Work to complete
From the entries that follow, gather each line holding the word "założenie".

Data items
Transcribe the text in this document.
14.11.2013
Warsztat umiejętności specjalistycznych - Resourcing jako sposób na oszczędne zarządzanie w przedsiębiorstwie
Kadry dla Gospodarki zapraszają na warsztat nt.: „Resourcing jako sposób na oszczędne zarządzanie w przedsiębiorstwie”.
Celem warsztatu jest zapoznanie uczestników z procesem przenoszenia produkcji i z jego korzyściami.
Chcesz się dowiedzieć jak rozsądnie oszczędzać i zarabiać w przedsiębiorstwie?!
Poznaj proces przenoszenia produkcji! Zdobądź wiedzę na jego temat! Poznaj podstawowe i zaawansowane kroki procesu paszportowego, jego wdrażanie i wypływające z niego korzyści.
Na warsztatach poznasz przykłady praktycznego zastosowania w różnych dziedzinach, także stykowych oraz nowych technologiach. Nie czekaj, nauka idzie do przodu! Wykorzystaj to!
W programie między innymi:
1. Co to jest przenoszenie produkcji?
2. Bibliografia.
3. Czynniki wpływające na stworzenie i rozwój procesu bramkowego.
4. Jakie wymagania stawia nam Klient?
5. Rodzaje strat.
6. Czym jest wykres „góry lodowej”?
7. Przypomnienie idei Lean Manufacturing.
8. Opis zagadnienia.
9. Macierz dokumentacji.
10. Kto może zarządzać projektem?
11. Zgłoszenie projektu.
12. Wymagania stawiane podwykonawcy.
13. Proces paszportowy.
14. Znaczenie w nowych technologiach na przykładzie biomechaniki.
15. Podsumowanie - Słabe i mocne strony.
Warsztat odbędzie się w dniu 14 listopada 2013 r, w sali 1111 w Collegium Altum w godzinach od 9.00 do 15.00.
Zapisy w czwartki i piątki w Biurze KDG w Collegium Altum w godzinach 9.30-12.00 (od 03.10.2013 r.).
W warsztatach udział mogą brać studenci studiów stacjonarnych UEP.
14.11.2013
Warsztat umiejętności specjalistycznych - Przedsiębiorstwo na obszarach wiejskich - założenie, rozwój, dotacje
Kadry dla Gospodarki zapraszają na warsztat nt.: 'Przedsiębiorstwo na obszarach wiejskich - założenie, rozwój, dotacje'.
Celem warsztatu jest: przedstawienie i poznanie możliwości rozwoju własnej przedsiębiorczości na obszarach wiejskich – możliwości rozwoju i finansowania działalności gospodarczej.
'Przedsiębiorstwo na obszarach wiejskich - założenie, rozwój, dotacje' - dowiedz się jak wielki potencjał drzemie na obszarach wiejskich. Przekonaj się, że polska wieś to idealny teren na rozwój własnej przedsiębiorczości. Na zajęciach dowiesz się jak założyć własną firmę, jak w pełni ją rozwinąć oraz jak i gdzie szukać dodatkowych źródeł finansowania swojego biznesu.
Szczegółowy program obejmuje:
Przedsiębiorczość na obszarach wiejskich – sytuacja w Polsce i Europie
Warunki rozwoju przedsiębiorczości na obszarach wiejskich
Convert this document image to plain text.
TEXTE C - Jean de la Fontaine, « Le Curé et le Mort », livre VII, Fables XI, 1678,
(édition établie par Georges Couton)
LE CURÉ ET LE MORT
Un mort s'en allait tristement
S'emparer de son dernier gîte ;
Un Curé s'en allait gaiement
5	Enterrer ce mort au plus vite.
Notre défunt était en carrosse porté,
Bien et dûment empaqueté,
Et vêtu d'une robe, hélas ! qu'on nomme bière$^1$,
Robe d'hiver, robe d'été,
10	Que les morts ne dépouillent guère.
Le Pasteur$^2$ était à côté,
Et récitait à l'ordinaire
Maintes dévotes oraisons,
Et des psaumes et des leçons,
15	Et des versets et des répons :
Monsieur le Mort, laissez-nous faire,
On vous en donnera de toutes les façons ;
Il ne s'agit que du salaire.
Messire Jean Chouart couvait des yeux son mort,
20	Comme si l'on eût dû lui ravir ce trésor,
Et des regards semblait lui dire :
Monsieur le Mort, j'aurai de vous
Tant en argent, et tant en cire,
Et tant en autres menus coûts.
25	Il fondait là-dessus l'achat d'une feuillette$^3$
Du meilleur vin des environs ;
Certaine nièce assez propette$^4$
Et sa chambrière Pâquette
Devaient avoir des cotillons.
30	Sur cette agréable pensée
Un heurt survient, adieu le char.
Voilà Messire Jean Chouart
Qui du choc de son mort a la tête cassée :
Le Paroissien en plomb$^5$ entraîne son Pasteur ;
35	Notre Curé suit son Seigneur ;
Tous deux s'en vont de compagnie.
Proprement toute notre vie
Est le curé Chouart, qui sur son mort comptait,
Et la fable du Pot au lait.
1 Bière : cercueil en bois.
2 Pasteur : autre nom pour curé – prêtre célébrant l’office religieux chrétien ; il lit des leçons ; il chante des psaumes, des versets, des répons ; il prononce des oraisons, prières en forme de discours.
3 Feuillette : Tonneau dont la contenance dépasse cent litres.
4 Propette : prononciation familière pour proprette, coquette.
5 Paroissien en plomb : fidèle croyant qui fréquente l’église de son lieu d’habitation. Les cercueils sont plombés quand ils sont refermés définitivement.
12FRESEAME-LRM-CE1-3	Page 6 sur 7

Task result
Warsztat umiejętności specjalistycznych - Przedsiębiorstwo na obszarach wiejskich - założenie, rozwój, dotacje
Kadry dla Gospodarki zapraszają na warsztat nt.: 'Przedsiębiorstwo na obszarach wiejskich - założenie, rozwój, dotacje'.
'Przedsiębiorstwo na obszarach wiejskich - założenie, rozwój, dotacje' - dowiedz się jak wielki potencjał drzemie na obszarach wiejskich. Przekonaj się, że polska wieś to idealny teren na rozwój własnej przedsiębiorczości. Na zajęciach dowiesz się jak założyć własną firmę, jak w pełni ją rozwinąć oraz jak i gdzie szukać dodatkowych źródeł finansowania swojego biznesu.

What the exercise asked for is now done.